Task inputs:
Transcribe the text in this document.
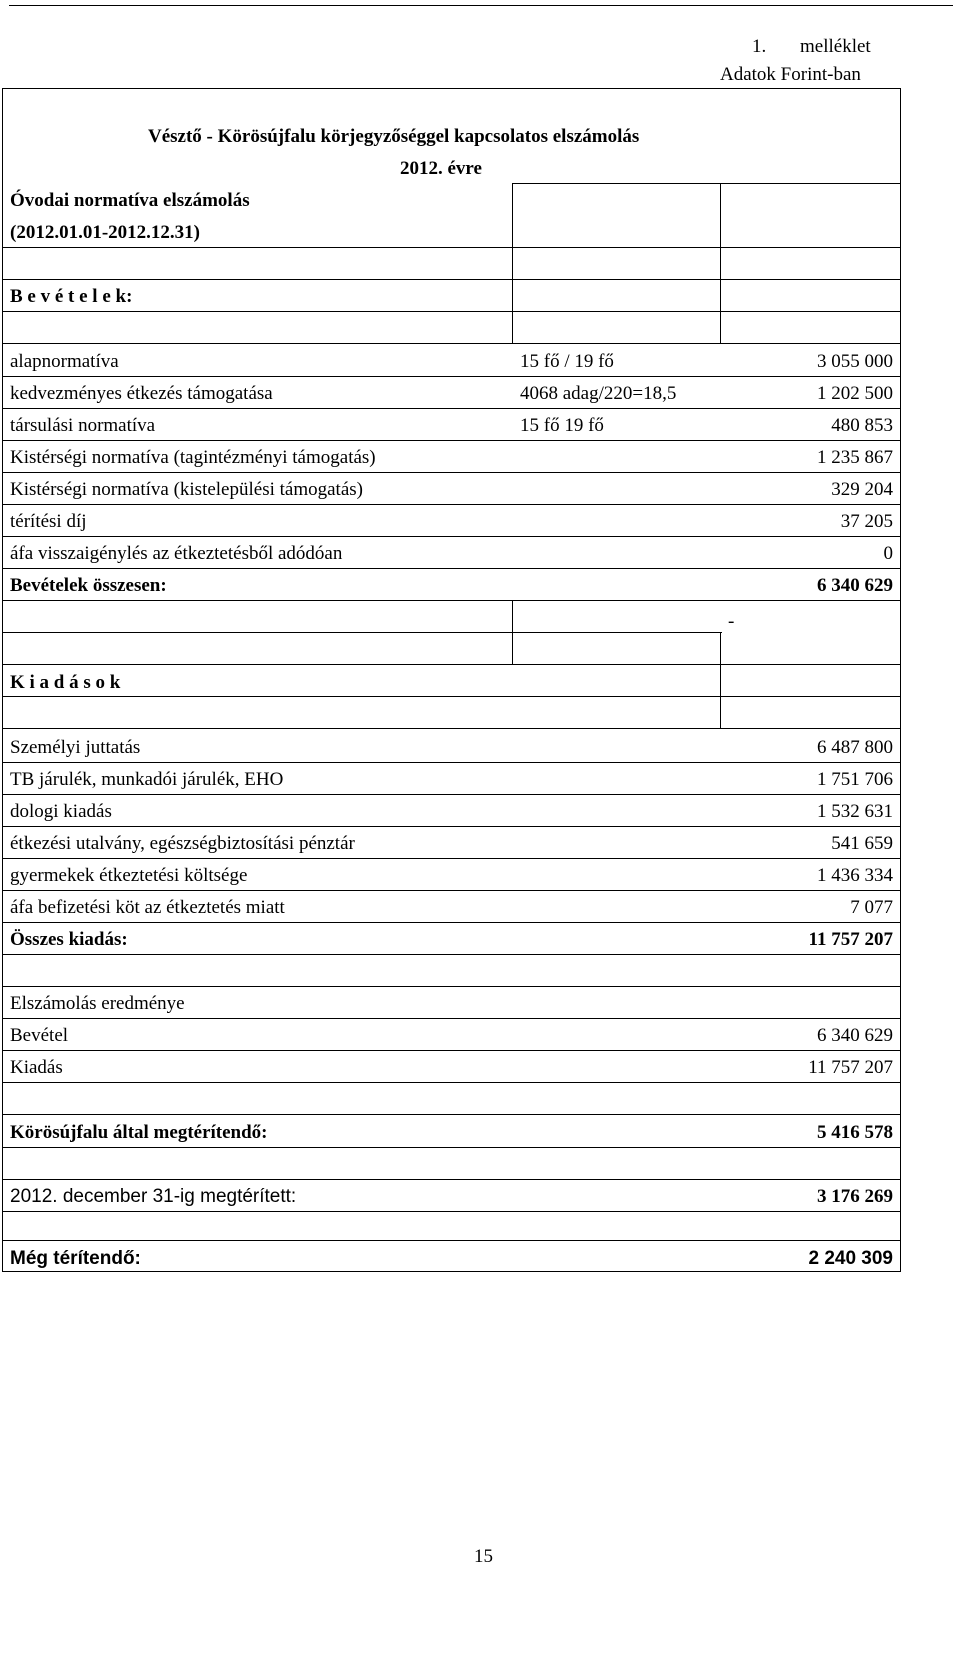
1. melléklet
Adatok Forint-ban
Vésztő - Körösújfalu körjegyzőséggel kapcsolatos elszámolás
2012. évre
Óvodai normatíva elszámolás
(2012.01.01-2012.12.31)
B e v é t e l e k:
alapnormatíva	15 fő / 19 fő	3 055 000
kedvezményes étkezés támogatása	4068 adag/220=18,5	1 202 500
társulási normatíva	15 fő 19 fő	480 853
Kistérségi normatíva (tagintézményi támogatás)	1 235 867
Kistérségi normatíva (kistelepülési támogatás)	329 204
térítési díj	37 205
áfa visszaigénylés az étkeztetésből adódóan	0
Bevételek összesen:	6 340 629
-
K i a d á s o k
Személyi juttatás	6 487 800
TB járulék, munkadói járulék, EHO	1 751 706
dologi kiadás	1 532 631
étkezési utalvány, egészségbiztosítási pénztár	541 659
gyermekek étkeztetési költsége	1 436 334
áfa befizetési köt az étkeztetés miatt	7 077
Összes kiadás:	11 757 207
Elszámolás eredménye
Bevétel	6 340 629
Kiadás	11 757 207
Körösújfalu által megtérítendő:	5 416 578
2012. december 31-ig megtérített:	3 176 269
Még térítendő:	2 240 309
15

Exercise prompt:
Take every line from the records above that has the word "Kistérségi" and copy it.

The response:
Kistérségi normatíva (tagintézményi támogatás)	1 235 867
Kistérségi normatíva (kistelepülési támogatás)	329 204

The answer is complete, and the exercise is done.